• **GIVEN PROBLEM**
Output the lines that follow exactly as they are.

• **Saved entries**
* * * * * * *

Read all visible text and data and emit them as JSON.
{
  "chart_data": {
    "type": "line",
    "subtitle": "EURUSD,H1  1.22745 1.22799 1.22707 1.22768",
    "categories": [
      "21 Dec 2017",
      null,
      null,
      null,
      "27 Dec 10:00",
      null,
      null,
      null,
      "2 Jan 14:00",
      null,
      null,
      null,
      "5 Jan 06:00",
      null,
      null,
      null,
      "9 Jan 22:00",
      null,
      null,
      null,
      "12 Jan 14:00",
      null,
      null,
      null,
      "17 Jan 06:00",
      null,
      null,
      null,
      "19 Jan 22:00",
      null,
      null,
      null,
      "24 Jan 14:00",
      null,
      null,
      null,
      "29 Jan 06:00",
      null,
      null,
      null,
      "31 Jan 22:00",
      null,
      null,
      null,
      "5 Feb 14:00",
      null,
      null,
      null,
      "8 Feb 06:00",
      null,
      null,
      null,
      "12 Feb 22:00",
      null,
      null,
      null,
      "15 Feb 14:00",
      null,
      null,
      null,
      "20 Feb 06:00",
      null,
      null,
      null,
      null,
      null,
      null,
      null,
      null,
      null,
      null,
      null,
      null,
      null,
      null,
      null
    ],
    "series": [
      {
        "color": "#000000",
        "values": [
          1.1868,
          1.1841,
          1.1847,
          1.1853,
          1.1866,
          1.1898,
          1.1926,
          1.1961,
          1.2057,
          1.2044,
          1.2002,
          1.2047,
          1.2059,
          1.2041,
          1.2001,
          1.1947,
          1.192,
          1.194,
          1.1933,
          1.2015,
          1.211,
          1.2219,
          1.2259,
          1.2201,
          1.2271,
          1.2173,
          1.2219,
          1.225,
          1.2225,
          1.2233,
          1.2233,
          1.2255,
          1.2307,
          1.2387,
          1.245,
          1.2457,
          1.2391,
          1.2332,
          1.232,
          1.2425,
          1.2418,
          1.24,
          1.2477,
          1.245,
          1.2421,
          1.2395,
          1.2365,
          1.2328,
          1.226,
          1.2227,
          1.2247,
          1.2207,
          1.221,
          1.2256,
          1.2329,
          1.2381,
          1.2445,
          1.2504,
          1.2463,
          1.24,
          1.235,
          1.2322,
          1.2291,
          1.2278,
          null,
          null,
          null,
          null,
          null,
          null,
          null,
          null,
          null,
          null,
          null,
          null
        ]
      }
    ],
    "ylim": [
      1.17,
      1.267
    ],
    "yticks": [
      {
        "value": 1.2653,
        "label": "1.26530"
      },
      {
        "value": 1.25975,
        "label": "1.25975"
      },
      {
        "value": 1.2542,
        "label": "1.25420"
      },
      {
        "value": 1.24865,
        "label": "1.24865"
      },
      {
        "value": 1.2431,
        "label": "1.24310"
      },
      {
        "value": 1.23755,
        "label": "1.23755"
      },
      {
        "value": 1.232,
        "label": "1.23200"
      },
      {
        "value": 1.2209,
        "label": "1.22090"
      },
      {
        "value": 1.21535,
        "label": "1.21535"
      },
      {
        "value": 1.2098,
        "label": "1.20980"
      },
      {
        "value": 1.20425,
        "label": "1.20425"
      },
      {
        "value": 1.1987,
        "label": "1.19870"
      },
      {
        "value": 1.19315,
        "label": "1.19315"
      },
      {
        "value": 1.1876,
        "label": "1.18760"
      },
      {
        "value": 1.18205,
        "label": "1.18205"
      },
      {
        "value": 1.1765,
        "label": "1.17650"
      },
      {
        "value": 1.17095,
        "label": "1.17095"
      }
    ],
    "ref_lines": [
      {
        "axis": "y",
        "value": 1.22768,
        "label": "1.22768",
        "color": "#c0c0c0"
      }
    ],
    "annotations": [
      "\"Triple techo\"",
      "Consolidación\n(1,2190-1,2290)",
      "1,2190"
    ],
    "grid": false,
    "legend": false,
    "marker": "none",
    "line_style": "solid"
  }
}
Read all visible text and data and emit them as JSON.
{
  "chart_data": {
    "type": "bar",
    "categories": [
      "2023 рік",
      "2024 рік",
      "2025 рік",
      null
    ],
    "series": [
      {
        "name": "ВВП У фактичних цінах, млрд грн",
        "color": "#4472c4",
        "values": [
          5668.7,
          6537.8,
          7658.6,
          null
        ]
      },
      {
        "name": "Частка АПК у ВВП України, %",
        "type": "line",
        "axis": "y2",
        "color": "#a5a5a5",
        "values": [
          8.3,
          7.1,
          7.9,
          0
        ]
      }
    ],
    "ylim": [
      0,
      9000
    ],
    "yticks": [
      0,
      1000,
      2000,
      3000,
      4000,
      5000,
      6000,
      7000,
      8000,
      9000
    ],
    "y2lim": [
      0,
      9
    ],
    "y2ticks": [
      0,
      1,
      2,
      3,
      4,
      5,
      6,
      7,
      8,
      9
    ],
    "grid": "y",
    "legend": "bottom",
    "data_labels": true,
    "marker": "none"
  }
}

* * * * * * *

• **CORRECT ANSWER**
Read all visible text and data and emit them as JSON.
{
  "chart_data": {
    "type": "line",
    "subtitle": "EURUSD,H1  1.22745 1.22799 1.22707 1.22768",
    "categories": [
      "21 Dec 2017",
      null,
      null,
      null,
      "27 Dec 10:00",
      null,
      null,
      null,
      "2 Jan 14:00",
      null,
      null,
      null,
      "5 Jan 06:00",
      null,
      null,
      null,
      "9 Jan 22:00",
      null,
      null,
      null,
      "12 Jan 14:00",
      null,
      null,
      null,
      "17 Jan 06:00",
      null,
      null,
      null,
      "19 Jan 22:00",
      null,
      null,
      null,
      "24 Jan 14:00",
      null,
      null,
      null,
      "29 Jan 06:00",
      null,
      null,
      null,
      "31 Jan 22:00",
      null,
      null,
      null,
      "5 Feb 14:00",
      null,
      null,
      null,
      "8 Feb 06:00",
      null,
      null,
      null,
      "12 Feb 22:00",
      null,
      null,
      null,
      "15 Feb 14:00",
      null,
      null,
      null,
      "20 Feb 06:00",
      null,
      null,
      null,
      null,
      null,
      null,
      null,
      null,
      null,
      null,
      null,
      null,
      null,
      null,
      null
    ],
    "series": [
      {
        "color": "#000000",
        "values": [
          1.1868,
          1.1841,
          1.1847,
          1.1853,
          1.1866,
          1.1898,
          1.1926,
          1.1961,
          1.2057,
          1.2044,
          1.2002,
          1.2047,
          1.2059,
          1.2041,
          1.2001,
          1.1947,
          1.192,
          1.194,
          1.1933,
          1.2015,
          1.211,
          1.2219,
          1.2259,
          1.2201,
          1.2271,
          1.2173,
          1.2219,
          1.225,
          1.2225,
          1.2233,
          1.2233,
          1.2255,
          1.2307,
          1.2387,
          1.245,
          1.2457,
          1.2391,
          1.2332,
          1.232,
          1.2425,
          1.2418,
          1.24,
          1.2477,
          1.245,
          1.2421,
          1.2395,
          1.2365,
          1.2328,
          1.226,
          1.2227,
          1.2247,
          1.2207,
          1.221,
          1.2256,
          1.2329,
          1.2381,
          1.2445,
          1.2504,
          1.2463,
          1.24,
          1.235,
          1.2322,
          1.2291,
          1.2278,
          null,
          null,
          null,
          null,
          null,
          null,
          null,
          null,
          null,
          null,
          null,
          null
        ]
      }
    ],
    "ylim": [
      1.17,
      1.267
    ],
    "yticks": [
      {
        "value": 1.2653,
        "label": "1.26530"
      },
      {
        "value": 1.25975,
        "label": "1.25975"
      },
      {
        "value": 1.2542,
        "label": "1.25420"
      },
      {
        "value": 1.24865,
        "label": "1.24865"
      },
      {
        "value": 1.2431,
        "label": "1.24310"
      },
      {
        "value": 1.23755,
        "label": "1.23755"
      },
      {
        "value": 1.232,
        "label": "1.23200"
      },
      {
        "value": 1.2209,
        "label": "1.22090"
      },
      {
        "value": 1.21535,
        "label": "1.21535"
      },
      {
        "value": 1.2098,
        "label": "1.20980"
      },
      {
        "value": 1.20425,
        "label": "1.20425"
      },
      {
        "value": 1.1987,
        "label": "1.19870"
      },
      {
        "value": 1.19315,
        "label": "1.19315"
      },
      {
        "value": 1.1876,
        "label": "1.18760"
      },
      {
        "value": 1.18205,
        "label": "1.18205"
      },
      {
        "value": 1.1765,
        "label": "1.17650"
      },
      {
        "value": 1.17095,
        "label": "1.17095"
      }
    ],
    "ref_lines": [
      {
        "axis": "y",
        "value": 1.22768,
        "label": "1.22768",
        "color": "#c0c0c0"
      }
    ],
    "annotations": [
      "\"Triple techo\"",
      "Consolidación\n(1,2190-1,2290)",
      "1,2190"
    ],
    "grid": false,
    "legend": false,
    "marker": "none",
    "line_style": "solid"
  }
}
Read all visible text and data and emit them as JSON.
{
  "chart_data": {
    "type": "bar",
    "categories": [
      "2023 рік",
      "2024 рік",
      "2025 рік",
      null
    ],
    "series": [
      {
        "name": "ВВП У фактичних цінах, млрд грн",
        "color": "#4472c4",
        "values": [
          5668.7,
          6537.8,
          7658.6,
          null
        ]
      },
      {
        "name": "Частка АПК у ВВП України, %",
        "type": "line",
        "axis": "y2",
        "color": "#a5a5a5",
        "values": [
          8.3,
          7.1,
          7.9,
          0
        ]
      }
    ],
    "ylim": [
      0,
      9000
    ],
    "yticks": [
      0,
      1000,
      2000,
      3000,
      4000,
      5000,
      6000,
      7000,
      8000,
      9000
    ],
    "y2lim": [
      0,
      9
    ],
    "y2ticks": [
      0,
      1,
      2,
      3,
      4,
      5,
      6,
      7,
      8,
      9
    ],
    "grid": "y",
    "legend": "bottom",
    "data_labels": true,
    "marker": "none"
  }
}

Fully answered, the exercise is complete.